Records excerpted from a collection
--
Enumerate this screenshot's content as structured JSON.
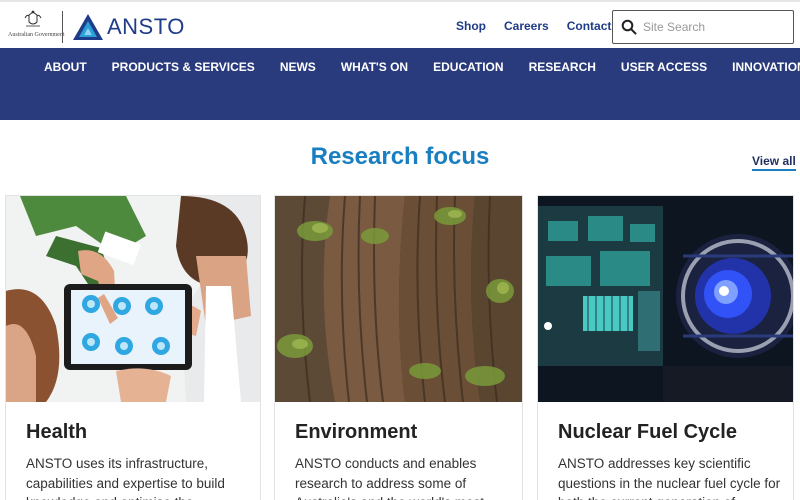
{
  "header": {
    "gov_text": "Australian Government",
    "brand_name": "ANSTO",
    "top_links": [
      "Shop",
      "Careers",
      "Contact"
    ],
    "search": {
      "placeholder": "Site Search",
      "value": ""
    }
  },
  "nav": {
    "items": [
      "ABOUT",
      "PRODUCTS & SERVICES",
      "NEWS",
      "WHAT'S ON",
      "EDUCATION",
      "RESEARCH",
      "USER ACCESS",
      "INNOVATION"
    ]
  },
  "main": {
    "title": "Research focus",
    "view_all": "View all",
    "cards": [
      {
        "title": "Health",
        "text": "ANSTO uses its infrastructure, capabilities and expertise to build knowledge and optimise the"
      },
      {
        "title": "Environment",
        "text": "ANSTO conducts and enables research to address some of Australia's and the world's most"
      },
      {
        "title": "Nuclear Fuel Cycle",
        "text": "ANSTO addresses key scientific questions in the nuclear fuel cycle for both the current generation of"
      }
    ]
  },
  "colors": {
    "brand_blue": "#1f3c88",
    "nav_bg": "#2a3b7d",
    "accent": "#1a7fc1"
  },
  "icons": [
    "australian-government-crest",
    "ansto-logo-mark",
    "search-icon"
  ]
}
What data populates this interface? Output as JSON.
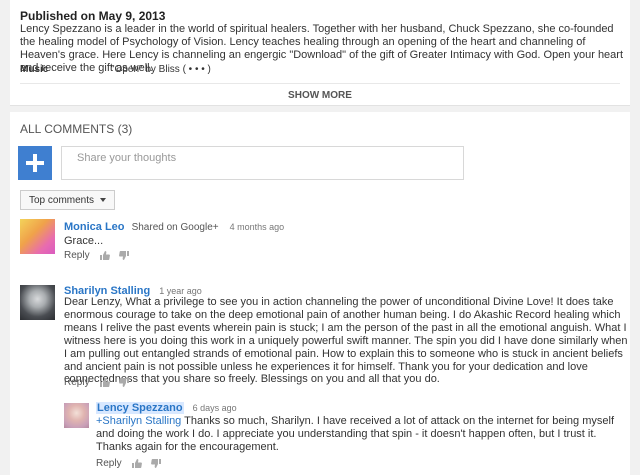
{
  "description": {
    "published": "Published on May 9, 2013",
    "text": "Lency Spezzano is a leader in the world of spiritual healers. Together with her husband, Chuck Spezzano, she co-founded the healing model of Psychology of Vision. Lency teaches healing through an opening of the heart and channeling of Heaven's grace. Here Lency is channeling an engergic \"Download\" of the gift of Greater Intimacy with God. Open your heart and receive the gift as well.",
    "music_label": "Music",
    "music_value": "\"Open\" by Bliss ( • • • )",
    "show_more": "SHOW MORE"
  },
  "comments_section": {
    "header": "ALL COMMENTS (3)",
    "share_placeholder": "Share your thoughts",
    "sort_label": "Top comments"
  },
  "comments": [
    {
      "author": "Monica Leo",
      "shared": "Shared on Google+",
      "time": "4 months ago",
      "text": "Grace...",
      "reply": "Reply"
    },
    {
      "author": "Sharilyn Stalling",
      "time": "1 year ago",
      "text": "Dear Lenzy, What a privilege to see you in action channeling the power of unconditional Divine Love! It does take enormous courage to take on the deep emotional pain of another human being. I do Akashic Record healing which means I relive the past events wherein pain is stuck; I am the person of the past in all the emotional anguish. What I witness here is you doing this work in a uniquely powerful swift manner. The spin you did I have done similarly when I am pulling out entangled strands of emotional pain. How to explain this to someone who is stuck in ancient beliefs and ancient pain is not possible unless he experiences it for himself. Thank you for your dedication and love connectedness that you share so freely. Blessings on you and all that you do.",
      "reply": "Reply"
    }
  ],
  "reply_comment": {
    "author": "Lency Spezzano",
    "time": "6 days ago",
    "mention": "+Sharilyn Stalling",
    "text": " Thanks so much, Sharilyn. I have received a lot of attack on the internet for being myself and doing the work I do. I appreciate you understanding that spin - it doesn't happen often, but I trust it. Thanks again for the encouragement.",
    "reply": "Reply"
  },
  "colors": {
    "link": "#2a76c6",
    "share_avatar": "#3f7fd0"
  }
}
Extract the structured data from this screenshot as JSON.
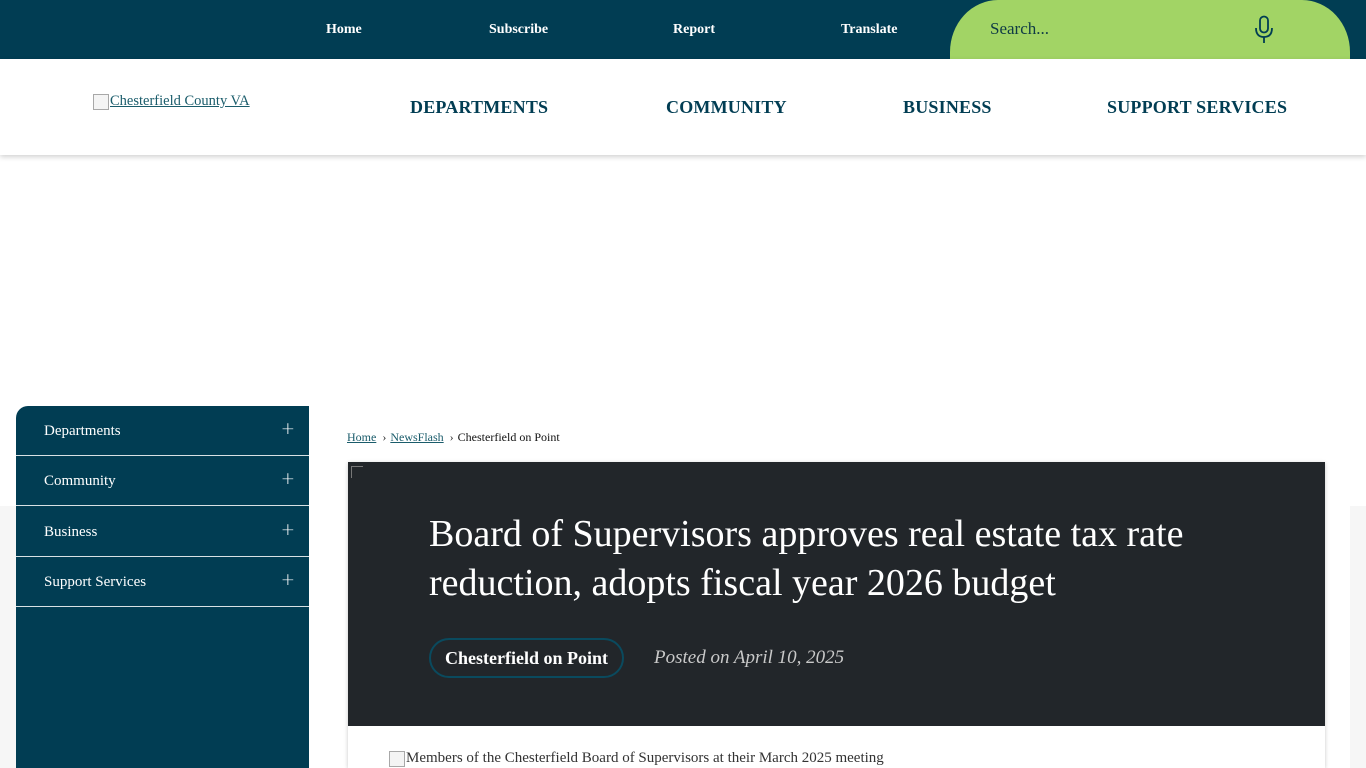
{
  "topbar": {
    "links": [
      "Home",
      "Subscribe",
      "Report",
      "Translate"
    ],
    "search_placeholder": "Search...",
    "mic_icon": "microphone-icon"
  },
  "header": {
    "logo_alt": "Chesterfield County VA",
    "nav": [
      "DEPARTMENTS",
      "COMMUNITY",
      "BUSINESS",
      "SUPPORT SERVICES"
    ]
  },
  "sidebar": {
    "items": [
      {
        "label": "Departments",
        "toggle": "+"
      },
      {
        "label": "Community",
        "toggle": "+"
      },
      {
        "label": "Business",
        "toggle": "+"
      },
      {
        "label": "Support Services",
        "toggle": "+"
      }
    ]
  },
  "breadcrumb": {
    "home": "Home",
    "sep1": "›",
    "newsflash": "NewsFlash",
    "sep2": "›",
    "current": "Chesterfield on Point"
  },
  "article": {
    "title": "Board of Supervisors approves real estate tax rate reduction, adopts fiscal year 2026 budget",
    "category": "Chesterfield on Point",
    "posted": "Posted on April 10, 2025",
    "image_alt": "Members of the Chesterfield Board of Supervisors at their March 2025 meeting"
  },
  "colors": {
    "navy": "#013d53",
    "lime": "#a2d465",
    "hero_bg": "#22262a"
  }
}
--
DESCRIPTION OF THE TASK:
All lines of the data above that include the word "time" must be shown.

EXERCISE RESULT:
      "time": "4 months ago",
      "time": "1 year ago",
    "time": "6 days ago",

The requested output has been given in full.